* Directions for this task *
Show every line where "following" occurs.

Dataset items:

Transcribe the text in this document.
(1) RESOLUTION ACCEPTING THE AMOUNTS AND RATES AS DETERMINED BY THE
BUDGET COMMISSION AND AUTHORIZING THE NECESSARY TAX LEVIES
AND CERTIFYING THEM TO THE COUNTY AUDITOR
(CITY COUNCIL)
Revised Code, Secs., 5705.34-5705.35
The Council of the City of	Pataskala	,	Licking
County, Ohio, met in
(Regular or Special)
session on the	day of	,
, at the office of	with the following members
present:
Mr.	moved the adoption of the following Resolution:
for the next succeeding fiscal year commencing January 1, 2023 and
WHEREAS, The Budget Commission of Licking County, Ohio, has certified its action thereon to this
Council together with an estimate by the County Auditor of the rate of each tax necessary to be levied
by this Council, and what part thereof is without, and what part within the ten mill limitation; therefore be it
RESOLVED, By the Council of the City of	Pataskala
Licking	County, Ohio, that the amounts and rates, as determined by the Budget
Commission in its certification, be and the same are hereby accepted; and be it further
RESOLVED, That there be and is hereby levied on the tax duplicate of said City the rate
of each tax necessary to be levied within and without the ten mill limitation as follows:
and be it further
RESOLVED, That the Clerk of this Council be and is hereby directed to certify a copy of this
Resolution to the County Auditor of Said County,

...

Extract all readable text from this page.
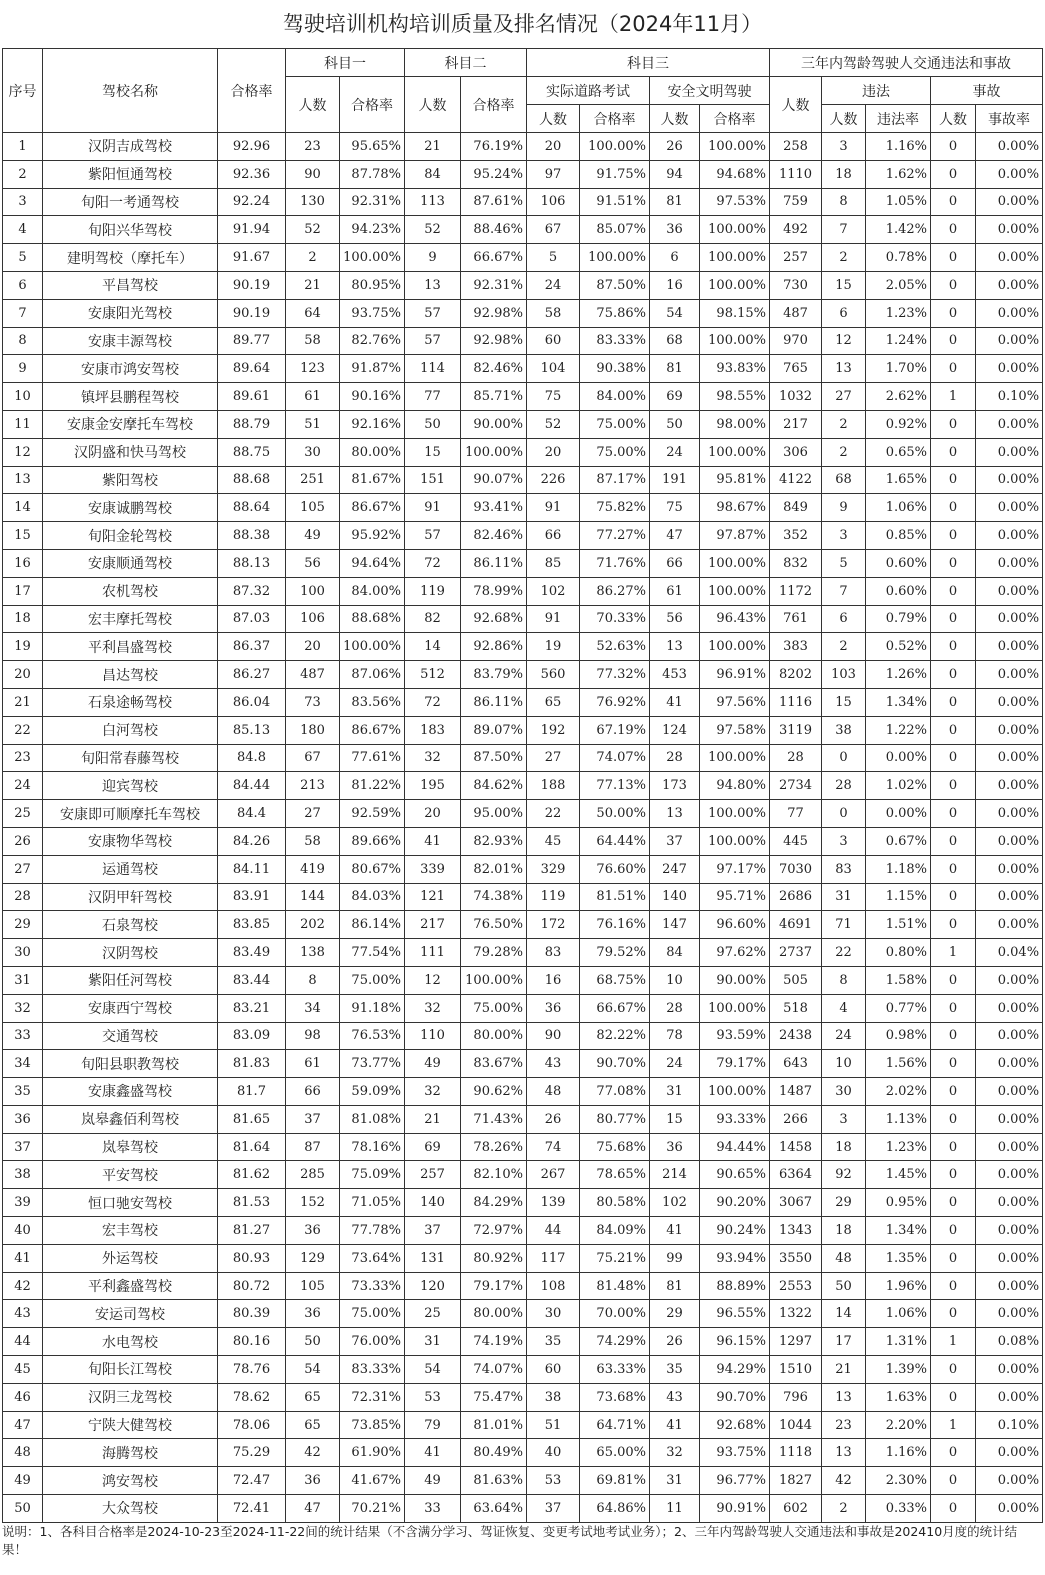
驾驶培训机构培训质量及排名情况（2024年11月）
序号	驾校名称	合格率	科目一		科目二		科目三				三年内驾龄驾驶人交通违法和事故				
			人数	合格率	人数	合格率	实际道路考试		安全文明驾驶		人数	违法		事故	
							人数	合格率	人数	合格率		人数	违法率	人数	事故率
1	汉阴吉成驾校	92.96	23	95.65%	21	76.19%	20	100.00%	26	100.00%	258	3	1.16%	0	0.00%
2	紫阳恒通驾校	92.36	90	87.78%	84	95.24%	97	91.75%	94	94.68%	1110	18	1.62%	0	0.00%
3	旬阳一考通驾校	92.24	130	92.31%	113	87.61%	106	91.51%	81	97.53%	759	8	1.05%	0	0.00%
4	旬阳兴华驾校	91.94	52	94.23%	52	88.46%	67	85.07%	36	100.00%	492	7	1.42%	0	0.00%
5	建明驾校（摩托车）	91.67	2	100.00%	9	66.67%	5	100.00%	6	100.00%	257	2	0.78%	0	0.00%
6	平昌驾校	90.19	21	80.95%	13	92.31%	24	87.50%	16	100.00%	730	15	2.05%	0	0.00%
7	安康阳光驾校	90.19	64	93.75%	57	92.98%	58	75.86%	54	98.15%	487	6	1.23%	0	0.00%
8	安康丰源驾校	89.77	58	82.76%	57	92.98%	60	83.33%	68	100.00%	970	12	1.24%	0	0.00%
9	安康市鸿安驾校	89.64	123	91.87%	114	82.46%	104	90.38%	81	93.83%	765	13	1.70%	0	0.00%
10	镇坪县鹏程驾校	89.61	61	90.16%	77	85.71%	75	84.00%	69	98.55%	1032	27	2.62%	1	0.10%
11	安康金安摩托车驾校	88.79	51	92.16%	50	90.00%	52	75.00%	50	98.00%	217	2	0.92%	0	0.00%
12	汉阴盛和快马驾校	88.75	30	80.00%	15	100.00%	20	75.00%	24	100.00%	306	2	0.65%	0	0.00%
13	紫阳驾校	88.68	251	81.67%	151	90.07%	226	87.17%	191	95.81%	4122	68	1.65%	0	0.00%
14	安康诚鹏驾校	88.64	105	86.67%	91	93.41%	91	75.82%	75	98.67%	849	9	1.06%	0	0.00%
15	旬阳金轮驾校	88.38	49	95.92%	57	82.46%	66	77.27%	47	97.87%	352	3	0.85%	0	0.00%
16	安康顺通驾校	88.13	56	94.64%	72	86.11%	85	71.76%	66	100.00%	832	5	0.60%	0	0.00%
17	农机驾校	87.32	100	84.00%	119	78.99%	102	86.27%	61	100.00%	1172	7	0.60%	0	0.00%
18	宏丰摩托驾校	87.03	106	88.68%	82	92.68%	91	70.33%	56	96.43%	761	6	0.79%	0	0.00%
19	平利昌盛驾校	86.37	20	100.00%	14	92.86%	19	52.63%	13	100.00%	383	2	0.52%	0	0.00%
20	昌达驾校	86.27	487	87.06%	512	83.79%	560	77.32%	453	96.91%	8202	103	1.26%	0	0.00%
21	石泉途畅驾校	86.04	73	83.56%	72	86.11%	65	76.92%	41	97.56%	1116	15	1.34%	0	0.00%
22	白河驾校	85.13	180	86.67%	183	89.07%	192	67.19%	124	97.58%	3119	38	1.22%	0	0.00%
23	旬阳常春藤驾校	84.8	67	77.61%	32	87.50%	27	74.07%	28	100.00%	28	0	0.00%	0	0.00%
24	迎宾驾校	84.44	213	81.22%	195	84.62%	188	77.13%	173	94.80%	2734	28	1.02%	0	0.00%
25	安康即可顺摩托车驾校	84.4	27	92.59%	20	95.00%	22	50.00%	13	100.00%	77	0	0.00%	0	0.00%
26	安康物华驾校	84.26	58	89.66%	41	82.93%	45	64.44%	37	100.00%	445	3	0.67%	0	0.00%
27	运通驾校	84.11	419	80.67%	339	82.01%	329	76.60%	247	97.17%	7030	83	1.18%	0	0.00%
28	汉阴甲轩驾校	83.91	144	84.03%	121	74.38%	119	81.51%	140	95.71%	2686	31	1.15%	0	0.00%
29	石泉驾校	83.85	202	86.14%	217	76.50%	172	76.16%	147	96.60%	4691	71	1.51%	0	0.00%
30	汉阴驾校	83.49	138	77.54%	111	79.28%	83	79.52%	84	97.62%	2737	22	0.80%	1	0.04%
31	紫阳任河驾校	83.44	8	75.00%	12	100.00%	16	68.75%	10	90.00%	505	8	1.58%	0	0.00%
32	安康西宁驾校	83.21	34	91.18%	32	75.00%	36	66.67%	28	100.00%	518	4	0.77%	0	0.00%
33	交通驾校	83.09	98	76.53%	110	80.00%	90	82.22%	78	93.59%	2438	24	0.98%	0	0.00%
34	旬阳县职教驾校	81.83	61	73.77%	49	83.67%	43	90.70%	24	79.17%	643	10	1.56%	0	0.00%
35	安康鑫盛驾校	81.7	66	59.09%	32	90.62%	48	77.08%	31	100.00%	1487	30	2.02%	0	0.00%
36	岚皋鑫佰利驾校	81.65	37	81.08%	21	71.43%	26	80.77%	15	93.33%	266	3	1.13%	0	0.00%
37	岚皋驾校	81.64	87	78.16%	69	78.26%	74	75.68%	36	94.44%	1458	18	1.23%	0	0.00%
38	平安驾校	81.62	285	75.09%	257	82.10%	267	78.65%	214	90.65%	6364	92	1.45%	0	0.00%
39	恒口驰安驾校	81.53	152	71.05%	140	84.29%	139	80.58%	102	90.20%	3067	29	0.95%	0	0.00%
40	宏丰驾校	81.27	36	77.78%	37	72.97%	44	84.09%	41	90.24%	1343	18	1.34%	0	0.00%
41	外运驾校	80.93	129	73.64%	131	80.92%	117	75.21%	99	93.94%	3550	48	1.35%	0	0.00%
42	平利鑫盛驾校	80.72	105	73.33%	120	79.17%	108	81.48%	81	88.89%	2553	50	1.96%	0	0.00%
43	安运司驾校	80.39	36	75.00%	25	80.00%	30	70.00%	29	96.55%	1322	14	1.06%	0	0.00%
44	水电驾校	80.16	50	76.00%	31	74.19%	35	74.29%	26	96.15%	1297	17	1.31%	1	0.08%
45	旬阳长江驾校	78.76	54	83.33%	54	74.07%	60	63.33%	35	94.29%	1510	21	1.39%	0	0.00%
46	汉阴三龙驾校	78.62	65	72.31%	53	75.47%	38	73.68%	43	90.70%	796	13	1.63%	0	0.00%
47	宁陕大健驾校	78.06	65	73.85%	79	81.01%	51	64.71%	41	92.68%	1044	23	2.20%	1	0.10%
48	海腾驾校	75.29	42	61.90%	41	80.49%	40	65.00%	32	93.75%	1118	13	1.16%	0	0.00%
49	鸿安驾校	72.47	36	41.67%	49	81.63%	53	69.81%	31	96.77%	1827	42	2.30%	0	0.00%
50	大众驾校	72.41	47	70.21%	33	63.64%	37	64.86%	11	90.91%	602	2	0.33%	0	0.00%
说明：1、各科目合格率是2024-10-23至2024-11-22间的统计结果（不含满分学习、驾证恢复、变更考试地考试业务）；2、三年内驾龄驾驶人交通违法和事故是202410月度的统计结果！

* Finished task *
, at the office of	with the following members
Mr.	moved the adoption of the following Resolution:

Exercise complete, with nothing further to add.